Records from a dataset
::::
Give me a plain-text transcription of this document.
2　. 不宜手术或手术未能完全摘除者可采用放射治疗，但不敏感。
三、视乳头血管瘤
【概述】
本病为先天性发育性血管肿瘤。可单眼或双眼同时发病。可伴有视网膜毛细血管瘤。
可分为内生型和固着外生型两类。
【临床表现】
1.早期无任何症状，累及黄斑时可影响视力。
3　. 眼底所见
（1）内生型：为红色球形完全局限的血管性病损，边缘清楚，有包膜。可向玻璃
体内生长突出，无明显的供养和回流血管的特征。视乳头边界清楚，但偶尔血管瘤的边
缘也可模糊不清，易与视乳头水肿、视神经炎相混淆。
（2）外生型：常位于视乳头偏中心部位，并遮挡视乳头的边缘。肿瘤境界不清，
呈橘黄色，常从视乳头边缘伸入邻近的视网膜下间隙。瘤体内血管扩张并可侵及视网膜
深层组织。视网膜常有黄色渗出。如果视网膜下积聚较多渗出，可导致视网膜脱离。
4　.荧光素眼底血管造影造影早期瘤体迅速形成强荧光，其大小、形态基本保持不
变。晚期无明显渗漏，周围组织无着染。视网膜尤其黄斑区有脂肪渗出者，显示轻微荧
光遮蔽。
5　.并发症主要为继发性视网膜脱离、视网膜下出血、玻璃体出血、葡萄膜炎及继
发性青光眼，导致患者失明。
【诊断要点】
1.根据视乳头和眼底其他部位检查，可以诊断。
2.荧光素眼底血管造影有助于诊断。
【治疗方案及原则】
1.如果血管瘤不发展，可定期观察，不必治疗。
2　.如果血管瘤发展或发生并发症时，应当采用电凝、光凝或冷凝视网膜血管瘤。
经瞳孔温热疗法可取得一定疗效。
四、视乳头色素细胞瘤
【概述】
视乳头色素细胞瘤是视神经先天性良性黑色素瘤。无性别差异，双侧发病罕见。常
::::
# [Problem to solve]
Restate the data above word for word.

# [Response]
Give me a plain-text transcription of this document.
2　. 不宜手术或手术未能完全摘除者可采用放射治疗，但不敏感。
三、视乳头血管瘤
【概述】
本病为先天性发育性血管肿瘤。可单眼或双眼同时发病。可伴有视网膜毛细血管瘤。
可分为内生型和固着外生型两类。
【临床表现】
1.早期无任何症状，累及黄斑时可影响视力。
3　. 眼底所见
（1）内生型：为红色球形完全局限的血管性病损，边缘清楚，有包膜。可向玻璃
体内生长突出，无明显的供养和回流血管的特征。视乳头边界清楚，但偶尔血管瘤的边
缘也可模糊不清，易与视乳头水肿、视神经炎相混淆。
（2）外生型：常位于视乳头偏中心部位，并遮挡视乳头的边缘。肿瘤境界不清，
呈橘黄色，常从视乳头边缘伸入邻近的视网膜下间隙。瘤体内血管扩张并可侵及视网膜
深层组织。视网膜常有黄色渗出。如果视网膜下积聚较多渗出，可导致视网膜脱离。
4　.荧光素眼底血管造影造影早期瘤体迅速形成强荧光，其大小、形态基本保持不
变。晚期无明显渗漏，周围组织无着染。视网膜尤其黄斑区有脂肪渗出者，显示轻微荧
光遮蔽。
5　.并发症主要为继发性视网膜脱离、视网膜下出血、玻璃体出血、葡萄膜炎及继
发性青光眼，导致患者失明。
【诊断要点】
1.根据视乳头和眼底其他部位检查，可以诊断。
2.荧光素眼底血管造影有助于诊断。
【治疗方案及原则】
1.如果血管瘤不发展，可定期观察，不必治疗。
2　.如果血管瘤发展或发生并发症时，应当采用电凝、光凝或冷凝视网膜血管瘤。
经瞳孔温热疗法可取得一定疗效。
四、视乳头色素细胞瘤
【概述】
视乳头色素细胞瘤是视神经先天性良性黑色素瘤。无性别差异，双侧发病罕见。常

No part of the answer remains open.